Мозг работает в режиме патологической рационализации: я постоянно всё объясняю, прикрывая происходящее кривой, изломанной логикой, которая не проясняет, а оправдывает, и при этом я чувствую, как в этих оправданиях живёт сама суть состояния, в котором я застрял. Происходит не просто блокировка чувствования — я направляю на неё значительное количество энергии, чтобы подавить любые свои чувствительные аспекты, те части себя, которые ещё могли бы ощущать.
С ожесточением и внутренней агрессией я защищаю свою позицию: свою пассивность, свою недееспособность, свою остановку, и делаю это настолько яростно, что, если не удаётся злиться открыто, я переключаюсь в заискивание, в самопринижение, превращая его в способ завуалированной защиты. Всё это сопровождается множеством параллельных процессов — каждый из которых направлен на отказ от способности действовать вообще, вплоть до отказа от самой идеи, что я могу хоть что-то уметь или делать.
Я чувствую, как снова ухожу в ментальные конструкции, начинаю оперировать знакомыми шаблонами, фразами, прочитанными где-то, в текстах, на форумах, чужими переживаниями, которые подменяют мои. Я отказываюсь от восприятия объективной реальности, от взгляда на себя в её контексте, от признания самого факта своего существования в ней.
Я всё глубже захожу в состояние пассивно-агрессивной защиты — и отстаиваю не просто своё бездействие, но саму его привлекательность, ту тихую радость, которую оно приносит, ту тень приятного онемения, где нет риска, нет боли, нет требований. Отказываюсь воспринимать собственное неделание как позицию, и продолжаю разрушать связь с действием, отторгая всё, что связано с реальностью, динамикой, развитием.

━━━

■ Задание:
Приведите отрывок текста о внутреннем состоянии от слов «С ожесточением и» до слов «уметь или делать.», изменив в нём «заискивание» на «угодничество».

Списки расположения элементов
━━━

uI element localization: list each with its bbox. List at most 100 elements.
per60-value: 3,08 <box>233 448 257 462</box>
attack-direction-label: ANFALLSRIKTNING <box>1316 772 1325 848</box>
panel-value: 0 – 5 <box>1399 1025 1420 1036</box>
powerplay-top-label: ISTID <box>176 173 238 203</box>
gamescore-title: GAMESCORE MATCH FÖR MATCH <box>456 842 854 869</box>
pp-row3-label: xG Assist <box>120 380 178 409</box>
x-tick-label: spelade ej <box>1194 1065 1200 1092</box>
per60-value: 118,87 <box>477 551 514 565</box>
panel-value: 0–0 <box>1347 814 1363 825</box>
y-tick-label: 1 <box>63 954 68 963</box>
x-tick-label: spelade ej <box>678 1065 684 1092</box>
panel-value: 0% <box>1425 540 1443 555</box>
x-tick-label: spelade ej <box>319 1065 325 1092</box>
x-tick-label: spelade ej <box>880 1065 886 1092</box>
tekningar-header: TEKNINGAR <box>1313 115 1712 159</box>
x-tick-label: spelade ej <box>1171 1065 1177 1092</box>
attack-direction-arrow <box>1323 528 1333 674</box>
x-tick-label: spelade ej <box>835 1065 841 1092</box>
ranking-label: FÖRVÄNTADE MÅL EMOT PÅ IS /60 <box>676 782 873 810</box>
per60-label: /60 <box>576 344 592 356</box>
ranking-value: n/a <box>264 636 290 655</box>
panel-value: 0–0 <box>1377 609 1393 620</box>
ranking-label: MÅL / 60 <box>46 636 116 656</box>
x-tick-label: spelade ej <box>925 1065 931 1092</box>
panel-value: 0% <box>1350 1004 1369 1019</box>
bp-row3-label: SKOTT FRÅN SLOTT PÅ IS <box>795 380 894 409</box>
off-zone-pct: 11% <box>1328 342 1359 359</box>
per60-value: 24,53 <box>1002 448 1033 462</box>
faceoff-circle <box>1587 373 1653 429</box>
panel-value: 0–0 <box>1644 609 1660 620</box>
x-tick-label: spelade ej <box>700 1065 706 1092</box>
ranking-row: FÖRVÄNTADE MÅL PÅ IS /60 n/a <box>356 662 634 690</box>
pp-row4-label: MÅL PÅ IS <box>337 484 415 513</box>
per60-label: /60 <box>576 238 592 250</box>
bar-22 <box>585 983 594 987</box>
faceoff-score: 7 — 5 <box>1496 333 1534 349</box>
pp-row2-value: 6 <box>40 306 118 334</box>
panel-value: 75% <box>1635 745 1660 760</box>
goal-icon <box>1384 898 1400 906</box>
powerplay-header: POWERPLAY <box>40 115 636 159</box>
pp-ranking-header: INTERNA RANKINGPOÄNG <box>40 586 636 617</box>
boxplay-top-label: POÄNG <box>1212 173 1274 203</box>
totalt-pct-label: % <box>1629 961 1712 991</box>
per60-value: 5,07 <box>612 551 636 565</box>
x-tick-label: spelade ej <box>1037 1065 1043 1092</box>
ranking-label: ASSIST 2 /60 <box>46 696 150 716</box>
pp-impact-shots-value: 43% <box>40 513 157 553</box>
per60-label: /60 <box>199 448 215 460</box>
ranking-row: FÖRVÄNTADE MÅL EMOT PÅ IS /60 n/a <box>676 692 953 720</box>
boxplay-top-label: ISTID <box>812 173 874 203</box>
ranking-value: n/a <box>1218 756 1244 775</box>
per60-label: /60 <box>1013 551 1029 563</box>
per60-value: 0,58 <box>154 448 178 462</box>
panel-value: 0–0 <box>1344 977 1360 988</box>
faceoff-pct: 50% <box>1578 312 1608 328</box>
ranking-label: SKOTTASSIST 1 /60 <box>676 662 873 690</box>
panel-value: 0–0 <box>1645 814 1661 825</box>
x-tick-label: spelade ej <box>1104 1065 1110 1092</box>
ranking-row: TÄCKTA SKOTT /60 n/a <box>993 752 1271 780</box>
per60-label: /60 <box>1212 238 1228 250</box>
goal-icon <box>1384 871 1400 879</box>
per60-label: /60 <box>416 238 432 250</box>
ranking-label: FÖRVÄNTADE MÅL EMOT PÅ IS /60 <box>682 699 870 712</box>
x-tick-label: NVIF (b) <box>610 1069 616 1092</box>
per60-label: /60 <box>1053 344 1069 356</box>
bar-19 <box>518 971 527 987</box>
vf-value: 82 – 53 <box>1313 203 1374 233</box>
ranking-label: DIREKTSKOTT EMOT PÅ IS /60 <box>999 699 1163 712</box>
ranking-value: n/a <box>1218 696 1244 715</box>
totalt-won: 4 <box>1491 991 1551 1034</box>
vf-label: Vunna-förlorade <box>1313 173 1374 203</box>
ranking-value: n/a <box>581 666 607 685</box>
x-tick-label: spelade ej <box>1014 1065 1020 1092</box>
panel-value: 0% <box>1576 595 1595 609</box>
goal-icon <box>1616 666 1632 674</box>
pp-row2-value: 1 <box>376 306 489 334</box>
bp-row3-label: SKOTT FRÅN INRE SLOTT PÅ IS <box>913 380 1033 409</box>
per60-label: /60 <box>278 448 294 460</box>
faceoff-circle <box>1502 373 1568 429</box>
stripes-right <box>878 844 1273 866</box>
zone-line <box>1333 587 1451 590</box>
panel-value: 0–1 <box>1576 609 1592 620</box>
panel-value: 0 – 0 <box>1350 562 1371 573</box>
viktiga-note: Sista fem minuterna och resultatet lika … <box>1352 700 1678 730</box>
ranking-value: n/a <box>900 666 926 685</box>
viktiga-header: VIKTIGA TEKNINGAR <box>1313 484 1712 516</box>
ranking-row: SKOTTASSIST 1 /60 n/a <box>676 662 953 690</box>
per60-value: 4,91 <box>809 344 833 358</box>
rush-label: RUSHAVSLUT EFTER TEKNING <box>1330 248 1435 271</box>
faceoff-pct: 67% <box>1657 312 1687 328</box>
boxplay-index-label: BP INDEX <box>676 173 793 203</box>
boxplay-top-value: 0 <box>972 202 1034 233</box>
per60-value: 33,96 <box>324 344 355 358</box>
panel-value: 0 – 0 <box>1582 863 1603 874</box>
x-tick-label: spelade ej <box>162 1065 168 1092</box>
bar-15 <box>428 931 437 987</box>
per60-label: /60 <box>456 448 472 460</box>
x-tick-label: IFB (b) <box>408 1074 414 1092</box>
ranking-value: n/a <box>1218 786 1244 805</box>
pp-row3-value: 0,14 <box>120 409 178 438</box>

━━━

■ Результат:
С ожесточением и внутренней агрессией я защищаю свою позицию: свою пассивность, свою недееспособность, свою остановку, и делаю это настолько яростно, что, если не удаётся злиться открыто, я переключаюсь в угодничество, в самопринижение, превращая его в способ завуалированной защиты. Всё это сопровождается множеством параллельных процессов — каждый из которых направлен на отказ от способности действовать вообще, вплоть до отказа от самой идеи, что я могу хоть что-то уметь или делать.